Information given:
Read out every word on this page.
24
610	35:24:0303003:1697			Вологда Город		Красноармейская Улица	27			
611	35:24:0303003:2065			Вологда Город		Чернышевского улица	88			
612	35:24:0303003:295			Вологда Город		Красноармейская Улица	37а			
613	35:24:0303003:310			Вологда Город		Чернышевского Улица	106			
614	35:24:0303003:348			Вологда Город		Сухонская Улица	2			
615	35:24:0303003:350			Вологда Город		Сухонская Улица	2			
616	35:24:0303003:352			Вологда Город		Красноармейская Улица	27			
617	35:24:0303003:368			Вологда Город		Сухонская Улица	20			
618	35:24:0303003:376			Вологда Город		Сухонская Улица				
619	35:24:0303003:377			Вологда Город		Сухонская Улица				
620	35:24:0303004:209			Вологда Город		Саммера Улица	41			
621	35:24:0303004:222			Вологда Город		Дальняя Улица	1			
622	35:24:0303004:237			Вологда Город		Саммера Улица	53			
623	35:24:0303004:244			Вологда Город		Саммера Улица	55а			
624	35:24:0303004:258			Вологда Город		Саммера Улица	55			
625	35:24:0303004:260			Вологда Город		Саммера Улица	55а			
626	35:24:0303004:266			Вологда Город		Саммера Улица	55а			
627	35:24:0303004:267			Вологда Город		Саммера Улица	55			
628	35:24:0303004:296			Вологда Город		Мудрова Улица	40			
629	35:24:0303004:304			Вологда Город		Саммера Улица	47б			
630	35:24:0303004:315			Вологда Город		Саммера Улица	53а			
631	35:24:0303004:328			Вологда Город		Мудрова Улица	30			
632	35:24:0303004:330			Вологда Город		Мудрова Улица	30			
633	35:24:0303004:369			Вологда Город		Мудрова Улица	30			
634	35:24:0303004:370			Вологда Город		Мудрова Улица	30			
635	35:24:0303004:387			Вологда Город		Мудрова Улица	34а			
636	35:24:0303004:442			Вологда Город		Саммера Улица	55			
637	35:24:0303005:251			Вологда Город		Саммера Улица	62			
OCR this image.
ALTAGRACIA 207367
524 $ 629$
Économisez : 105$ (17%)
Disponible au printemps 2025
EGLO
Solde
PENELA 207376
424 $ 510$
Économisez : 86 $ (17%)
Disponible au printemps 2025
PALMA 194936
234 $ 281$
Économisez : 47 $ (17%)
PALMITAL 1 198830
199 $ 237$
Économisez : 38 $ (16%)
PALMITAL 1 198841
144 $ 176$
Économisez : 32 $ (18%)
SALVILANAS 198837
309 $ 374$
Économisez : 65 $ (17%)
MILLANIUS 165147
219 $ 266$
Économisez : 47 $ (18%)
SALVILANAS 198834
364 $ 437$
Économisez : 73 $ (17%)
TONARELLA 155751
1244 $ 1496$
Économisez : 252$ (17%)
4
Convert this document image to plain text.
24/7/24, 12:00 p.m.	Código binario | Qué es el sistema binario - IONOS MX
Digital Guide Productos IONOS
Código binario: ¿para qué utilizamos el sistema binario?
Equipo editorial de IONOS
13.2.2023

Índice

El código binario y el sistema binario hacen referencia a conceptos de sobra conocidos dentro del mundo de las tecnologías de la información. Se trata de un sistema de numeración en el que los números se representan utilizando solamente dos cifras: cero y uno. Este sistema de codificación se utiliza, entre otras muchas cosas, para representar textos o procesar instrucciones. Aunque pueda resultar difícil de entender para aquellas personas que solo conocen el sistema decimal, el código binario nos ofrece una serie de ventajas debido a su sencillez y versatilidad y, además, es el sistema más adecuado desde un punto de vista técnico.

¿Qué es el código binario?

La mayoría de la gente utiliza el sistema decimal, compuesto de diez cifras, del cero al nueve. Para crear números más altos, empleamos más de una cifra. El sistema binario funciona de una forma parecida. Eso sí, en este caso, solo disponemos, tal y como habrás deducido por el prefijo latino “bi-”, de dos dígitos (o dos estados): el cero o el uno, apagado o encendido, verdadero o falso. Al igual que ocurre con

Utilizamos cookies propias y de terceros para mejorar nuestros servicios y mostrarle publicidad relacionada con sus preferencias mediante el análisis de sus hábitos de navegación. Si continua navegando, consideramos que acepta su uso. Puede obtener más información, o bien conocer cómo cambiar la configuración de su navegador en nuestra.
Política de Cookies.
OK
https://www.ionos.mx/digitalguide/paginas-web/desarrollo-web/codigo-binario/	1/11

What this task involves: Check each line above for "Чернышевского" and return the ones that have it.

The result:
611	35:24:0303003:2065			Вологда Город		Чернышевского улица	88			
613	35:24:0303003:310			Вологда Город		Чернышевского Улица	106			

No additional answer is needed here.